**Your goal:** Answer with nothing but a number: how many lines include the word "март"?

**Records from a collection of figures:**
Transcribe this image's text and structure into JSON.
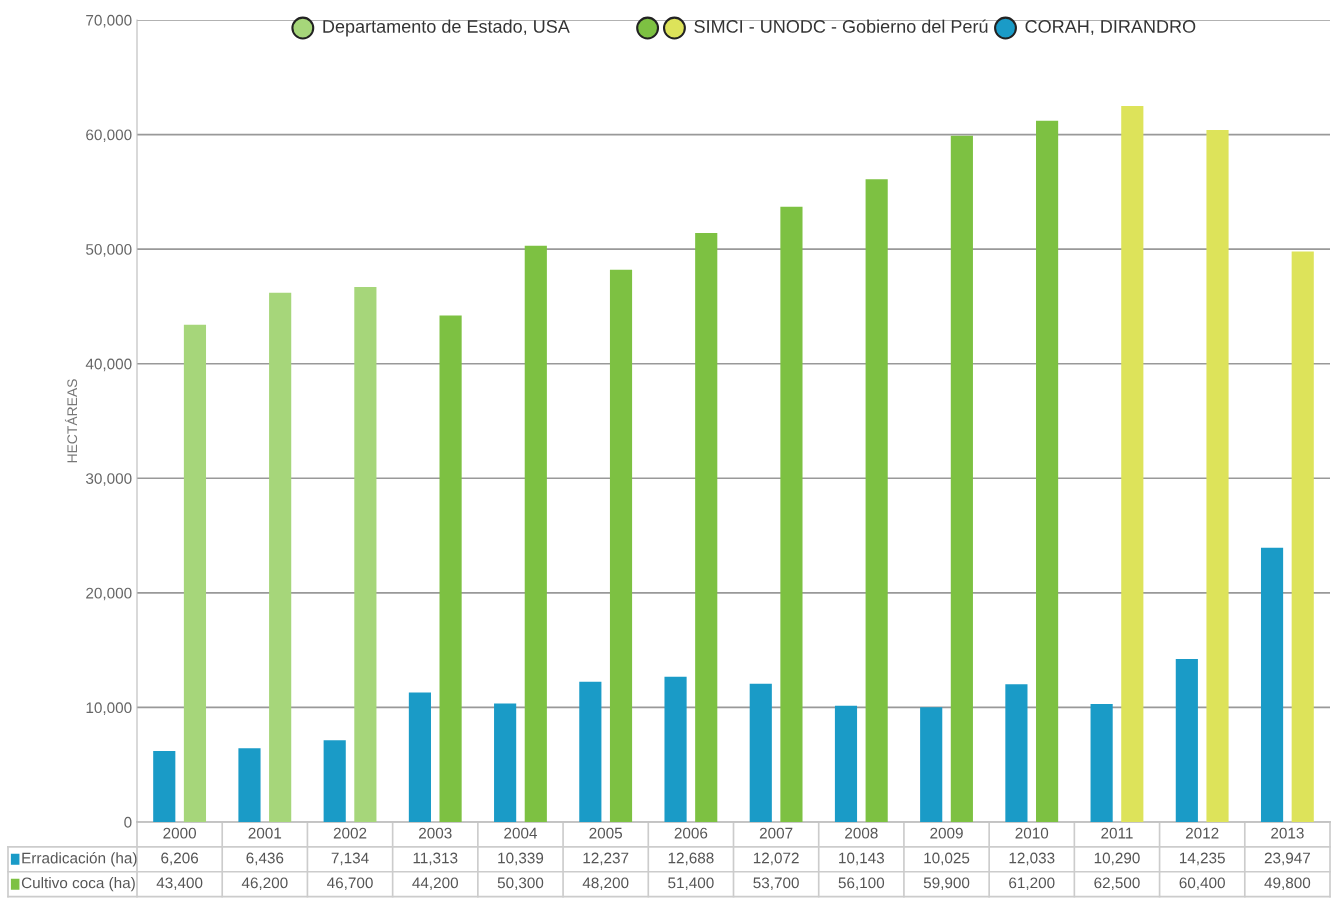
{
  "chart_data": {
    "type": "bar",
    "ylabel": "HECTÁREAS",
    "categories": [
      "2000",
      "2001",
      "2002",
      "2003",
      "2004",
      "2005",
      "2006",
      "2007",
      "2008",
      "2009",
      "2010",
      "2011",
      "2012",
      "2013"
    ],
    "series": [
      {
        "name": "Erradicación (ha)",
        "color": "#1a9bc7",
        "values": [
          6206,
          6436,
          7134,
          11313,
          10339,
          12237,
          12688,
          12072,
          10143,
          10025,
          12033,
          10290,
          14235,
          23947
        ],
        "value_labels": [
          "6,206",
          "6,436",
          "7,134",
          "11,313",
          "10,339",
          "12,237",
          "12,688",
          "12,072",
          "10,143",
          "10,025",
          "12,033",
          "10,290",
          "14,235",
          "23,947"
        ]
      },
      {
        "name": "Cultivo coca (ha)",
        "color": "#7dc142",
        "colors": [
          "#a6d67a",
          "#a6d67a",
          "#a6d67a",
          "#7dc142",
          "#7dc142",
          "#7dc142",
          "#7dc142",
          "#7dc142",
          "#7dc142",
          "#7dc142",
          "#7dc142",
          "#dde35a",
          "#dde35a",
          "#dde35a"
        ],
        "values": [
          43400,
          46200,
          46700,
          44200,
          50300,
          48200,
          51400,
          53700,
          56100,
          59900,
          61200,
          62500,
          60400,
          49800
        ],
        "value_labels": [
          "43,400",
          "46,200",
          "46,700",
          "44,200",
          "50,300",
          "48,200",
          "51,400",
          "53,700",
          "56,100",
          "59,900",
          "61,200",
          "62,500",
          "60,400",
          "49,800"
        ]
      }
    ],
    "ylim": [
      0,
      70000
    ],
    "yticks": [
      0,
      {
        "value": 10000,
        "label": "10,000"
      },
      {
        "value": 20000,
        "label": "20,000"
      },
      {
        "value": 30000,
        "label": "30,000"
      },
      {
        "value": 40000,
        "label": "40,000"
      },
      {
        "value": 50000,
        "label": "50,000"
      },
      {
        "value": 60000,
        "label": "60,000"
      },
      {
        "value": 70000,
        "label": "70,000"
      }
    ],
    "grid": "y",
    "legend": "bottom left",
    "annotations": [
      "Departamento de Estado, USA",
      "SIMCI - UNODC - Gobierno del Perú",
      "CORAH, DIRANDRO"
    ]
  }
}
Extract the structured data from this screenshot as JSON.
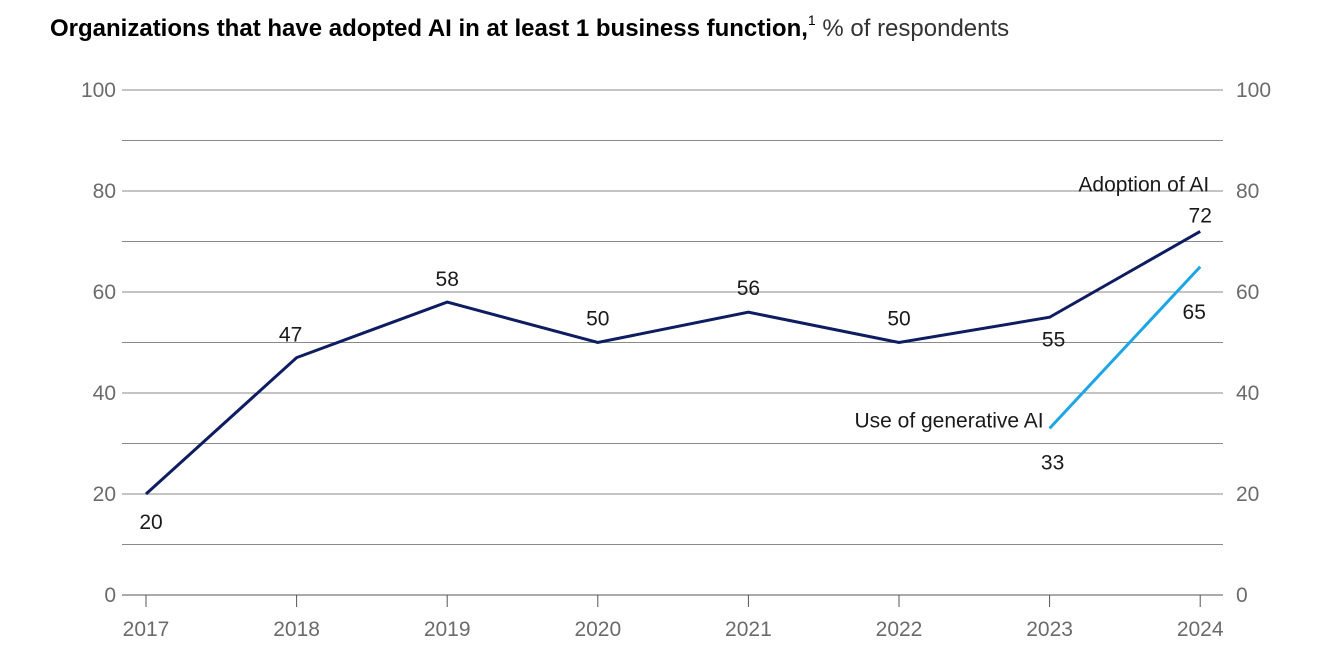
{
  "title": {
    "main": "Organizations that have adopted AI in at least 1 business function,",
    "footnote": "1",
    "subtitle": "% of respondents"
  },
  "chart_data": {
    "type": "line",
    "title": "Organizations that have adopted AI in at least 1 business function, % of respondents",
    "xlabel": "",
    "ylabel": "",
    "ylim": [
      0,
      100
    ],
    "y_ticks": [
      0,
      20,
      40,
      60,
      80,
      100
    ],
    "grid": true,
    "categories": [
      "2017",
      "2018",
      "2019",
      "2020",
      "2021",
      "2022",
      "2023",
      "2024"
    ],
    "series": [
      {
        "name": "Adoption of AI",
        "color": "#0e1c61",
        "values": [
          20,
          47,
          58,
          50,
          56,
          50,
          55,
          72
        ]
      },
      {
        "name": "Use of generative AI",
        "color": "#1ea5e6",
        "values": [
          null,
          null,
          null,
          null,
          null,
          null,
          33,
          65
        ]
      }
    ]
  }
}
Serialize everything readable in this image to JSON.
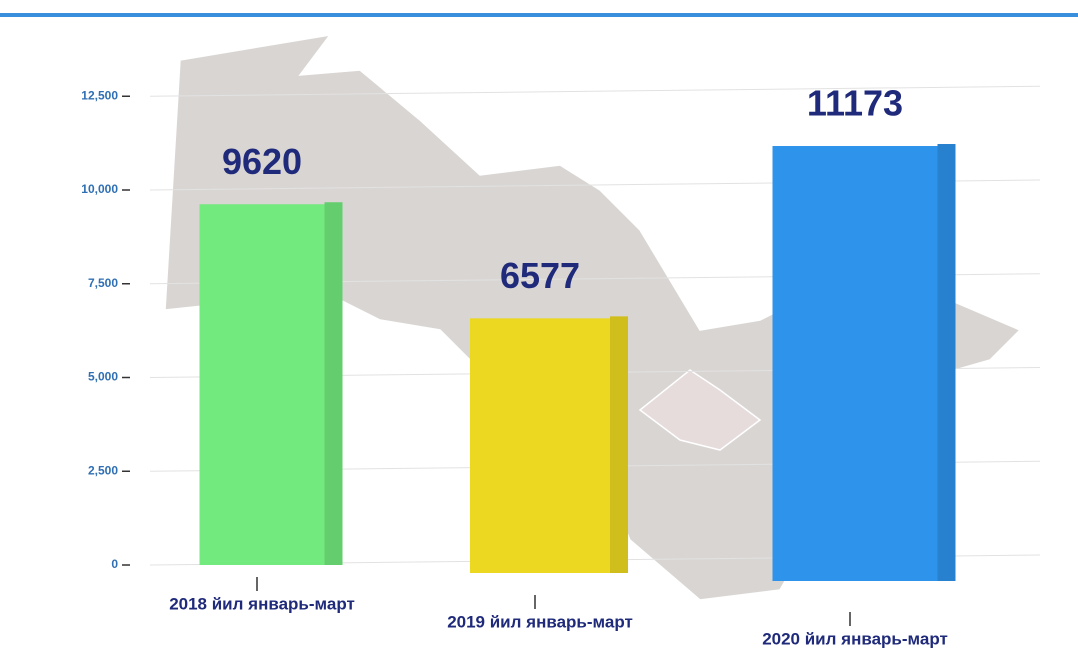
{
  "chart_data": {
    "type": "bar",
    "categories": [
      "2018 йил январь-март",
      "2019 йил январь-март",
      "2020 йил январь-март"
    ],
    "values": [
      9620,
      6577,
      11173
    ],
    "colors": [
      "#72ea7e",
      "#ecd820",
      "#2e93ea"
    ],
    "ylim": [
      0,
      14000
    ],
    "yticks": [
      0,
      {
        "value": 2500,
        "label": "2,500"
      },
      {
        "value": 5000,
        "label": "5,000"
      },
      {
        "value": 7500,
        "label": "7,500"
      },
      {
        "value": 10000,
        "label": "10,000"
      },
      {
        "value": 12500,
        "label": "12,500"
      }
    ],
    "grid": true
  }
}
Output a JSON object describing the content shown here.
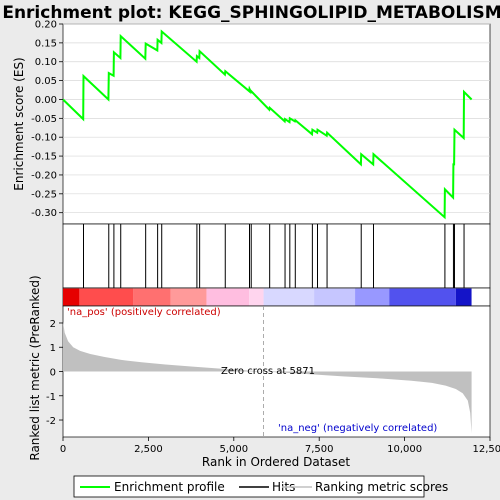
{
  "title": "Enrichment plot: KEGG_SPHINGOLIPID_METABOLISM",
  "chart_data": [
    {
      "type": "line",
      "panel": "enrichment",
      "ylabel": "Enrichment score (ES)",
      "xlim": [
        0,
        12500
      ],
      "ylim": [
        -0.33,
        0.2
      ],
      "yticks": [
        0.2,
        0.15,
        0.1,
        0.05,
        0.0,
        -0.05,
        -0.1,
        -0.15,
        -0.2,
        -0.25,
        -0.3
      ],
      "ytick_labels": [
        "0.20",
        "0.15",
        "0.10",
        "0.05",
        "0.00",
        "-0.05",
        "-0.10",
        "-0.15",
        "-0.20",
        "-0.25",
        "-0.30"
      ],
      "grid": true,
      "line_color": "#00ff00",
      "series": [
        {
          "name": "Enrichment profile",
          "x": [
            0,
            590,
            600,
            1330,
            1340,
            1480,
            1490,
            1680,
            1690,
            2410,
            2420,
            2760,
            2770,
            2880,
            2890,
            3910,
            3920,
            3990,
            4000,
            4740,
            4750,
            5450,
            5460,
            5500,
            5510,
            6040,
            6050,
            6490,
            6500,
            6630,
            6640,
            6790,
            6800,
            7290,
            7300,
            7440,
            7450,
            7720,
            7730,
            8720,
            8730,
            9080,
            9090,
            11170,
            11180,
            11420,
            11430,
            11450,
            11460,
            11730,
            11740,
            11960
          ],
          "y": [
            0.0,
            -0.052,
            0.062,
            0.0,
            0.07,
            0.063,
            0.125,
            0.11,
            0.168,
            0.108,
            0.148,
            0.13,
            0.158,
            0.15,
            0.18,
            0.1,
            0.115,
            0.11,
            0.128,
            0.066,
            0.075,
            0.022,
            0.028,
            0.02,
            0.022,
            -0.027,
            -0.022,
            -0.058,
            -0.052,
            -0.06,
            -0.05,
            -0.058,
            -0.055,
            -0.092,
            -0.08,
            -0.088,
            -0.08,
            -0.096,
            -0.088,
            -0.172,
            -0.145,
            -0.172,
            -0.145,
            -0.312,
            -0.238,
            -0.26,
            -0.172,
            -0.172,
            -0.08,
            -0.102,
            0.02,
            0.0
          ]
        }
      ]
    },
    {
      "type": "hits",
      "panel": "hits",
      "legend_label": "Hits",
      "xlim": [
        0,
        12500
      ],
      "hit_positions": [
        600,
        1340,
        1490,
        1690,
        2420,
        2770,
        2890,
        3920,
        4000,
        4750,
        5460,
        5510,
        6050,
        6500,
        6640,
        6800,
        7300,
        7450,
        7730,
        8730,
        9090,
        11180,
        11430,
        11460,
        11740
      ]
    },
    {
      "type": "heatmap",
      "panel": "rank-color-bar",
      "xlim": [
        0,
        12500
      ],
      "data_max": 11960,
      "segments": [
        {
          "start": 0,
          "end": 480,
          "color": "#e60000"
        },
        {
          "start": 480,
          "end": 2050,
          "color": "#ff4d4d"
        },
        {
          "start": 2050,
          "end": 3150,
          "color": "#ff7070"
        },
        {
          "start": 3150,
          "end": 4200,
          "color": "#ff9a9a"
        },
        {
          "start": 4200,
          "end": 5450,
          "color": "#ffbee0"
        },
        {
          "start": 5450,
          "end": 5871,
          "color": "#ffd5ee"
        },
        {
          "start": 5871,
          "end": 7350,
          "color": "#d8d8ff"
        },
        {
          "start": 7350,
          "end": 8550,
          "color": "#c6c6ff"
        },
        {
          "start": 8550,
          "end": 9550,
          "color": "#9898ff"
        },
        {
          "start": 9550,
          "end": 11500,
          "color": "#5252ee"
        },
        {
          "start": 11500,
          "end": 11960,
          "color": "#1414c8"
        }
      ]
    },
    {
      "type": "area",
      "panel": "ranked-metric",
      "ylabel": "Ranked list metric (PreRanked)",
      "xlabel": "Rank in Ordered Dataset",
      "legend_label": "Ranking metric scores",
      "xlim": [
        0,
        12500
      ],
      "ylim": [
        -2.7,
        2.7
      ],
      "xticks": [
        0,
        2500,
        5000,
        7500,
        10000,
        12500
      ],
      "xtick_labels": [
        "0",
        "2,500",
        "5,000",
        "7,500",
        "10,000",
        "12,500"
      ],
      "yticks": [
        2,
        1,
        0,
        -1,
        -2
      ],
      "ytick_labels": [
        "2",
        "1",
        "0",
        "-1",
        "-2"
      ],
      "zero_cross": 5871,
      "zero_cross_label": "Zero cross at 5871",
      "pos_label": "'na_pos' (positively correlated)",
      "neg_label": "'na_neg' (negatively correlated)",
      "fill_color": "#c0c0c0",
      "x": [
        0,
        50,
        150,
        300,
        500,
        800,
        1200,
        1700,
        2300,
        3000,
        3800,
        4600,
        5300,
        5871,
        6500,
        7300,
        8200,
        9200,
        10200,
        10800,
        11200,
        11500,
        11700,
        11850,
        11920,
        11960
      ],
      "y": [
        2.05,
        1.6,
        1.25,
        1.0,
        0.85,
        0.72,
        0.6,
        0.48,
        0.38,
        0.29,
        0.2,
        0.12,
        0.05,
        0.0,
        -0.05,
        -0.12,
        -0.2,
        -0.28,
        -0.38,
        -0.47,
        -0.58,
        -0.72,
        -0.9,
        -1.2,
        -1.7,
        -2.55
      ]
    }
  ],
  "legend": {
    "items": [
      {
        "label": "Enrichment profile",
        "color": "#00ff00"
      },
      {
        "label": "Hits",
        "color": "#000000"
      },
      {
        "label": "Ranking metric scores",
        "color": "#c0c0c0"
      }
    ]
  }
}
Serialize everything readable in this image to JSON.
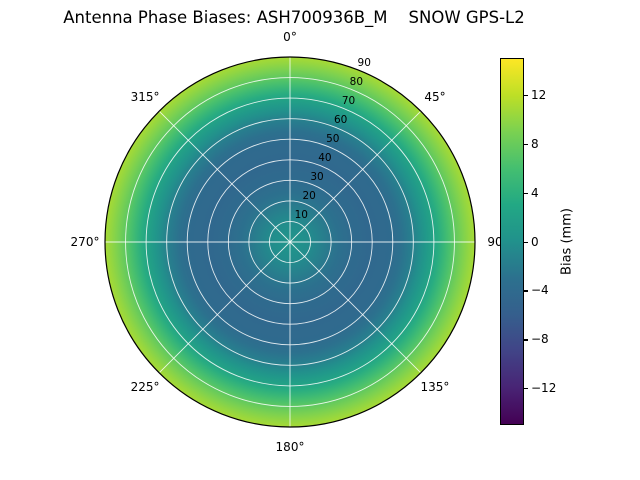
{
  "title": "Antenna Phase Biases: ASH700936B_M    SNOW GPS-L2",
  "chart_data": {
    "type": "heatmap",
    "projection": "polar",
    "title": "Antenna Phase Biases: ASH700936B_M    SNOW GPS-L2",
    "angular_axis": "azimuth, 0 deg at top, clockwise",
    "angular_tick_labels": [
      "0°",
      "45°",
      "90",
      "135°",
      "180°",
      "225°",
      "270°",
      "315°"
    ],
    "angular_tick_degrees": [
      0,
      45,
      90,
      135,
      180,
      225,
      270,
      315
    ],
    "radial_axis": "zenith angle (deg)",
    "radial_range": [
      0,
      90
    ],
    "radial_tick_labels": [
      "10",
      "20",
      "30",
      "40",
      "50",
      "60",
      "70",
      "80",
      "90"
    ],
    "grid": true,
    "colormap": "viridis",
    "colorbar": {
      "label": "Bias (mm)",
      "tick_labels": [
        "12",
        "8",
        "4",
        "0",
        "−4",
        "−8",
        "−12"
      ],
      "ticks": [
        12,
        8,
        4,
        0,
        -4,
        -8,
        -12
      ],
      "vmin": -15,
      "vmax": 15
    },
    "radial_profile": {
      "description": "bias is approximately azimuth-independent; values listed by zenith angle",
      "zenith_deg": [
        0,
        10,
        20,
        30,
        40,
        50,
        60,
        65,
        70,
        75,
        80,
        85,
        90
      ],
      "bias_mm": [
        0.5,
        -0.5,
        -2.5,
        -4.0,
        -4.5,
        -4.0,
        -1.5,
        0.5,
        2.5,
        5.0,
        7.5,
        9.5,
        11.0
      ]
    }
  }
}
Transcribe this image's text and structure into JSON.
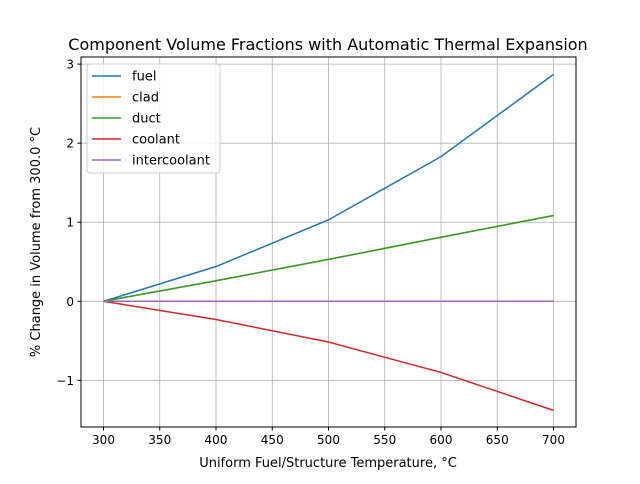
{
  "chart_data": {
    "type": "line",
    "title": "Component Volume Fractions with Automatic Thermal Expansion",
    "xlabel": "Uniform Fuel/Structure Temperature, °C",
    "ylabel": "% Change in Volume from 300.0 °C",
    "xlim": [
      280,
      720
    ],
    "ylim": [
      -1.59,
      3.09
    ],
    "xticks": [
      300,
      350,
      400,
      450,
      500,
      550,
      600,
      650,
      700
    ],
    "yticks": [
      -1,
      0,
      1,
      2,
      3
    ],
    "ytick_labels": [
      "−1",
      "0",
      "1",
      "2",
      "3"
    ],
    "grid": true,
    "legend_position": "upper-left",
    "x": [
      300,
      400,
      500,
      600,
      700
    ],
    "series": [
      {
        "name": "fuel",
        "color": "#1f77b4",
        "values": [
          0,
          0.44,
          1.03,
          1.83,
          2.87
        ]
      },
      {
        "name": "clad",
        "color": "#ff7f0e",
        "values": [
          0,
          0.26,
          0.53,
          0.81,
          1.085
        ]
      },
      {
        "name": "duct",
        "color": "#2ca02c",
        "values": [
          0,
          0.26,
          0.53,
          0.81,
          1.085
        ]
      },
      {
        "name": "coolant",
        "color": "#d62728",
        "values": [
          0,
          -0.23,
          -0.515,
          -0.9,
          -1.38
        ]
      },
      {
        "name": "intercoolant",
        "color": "#9467bd",
        "values": [
          0,
          0,
          0,
          0,
          0
        ]
      }
    ]
  }
}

**Right answer:** 3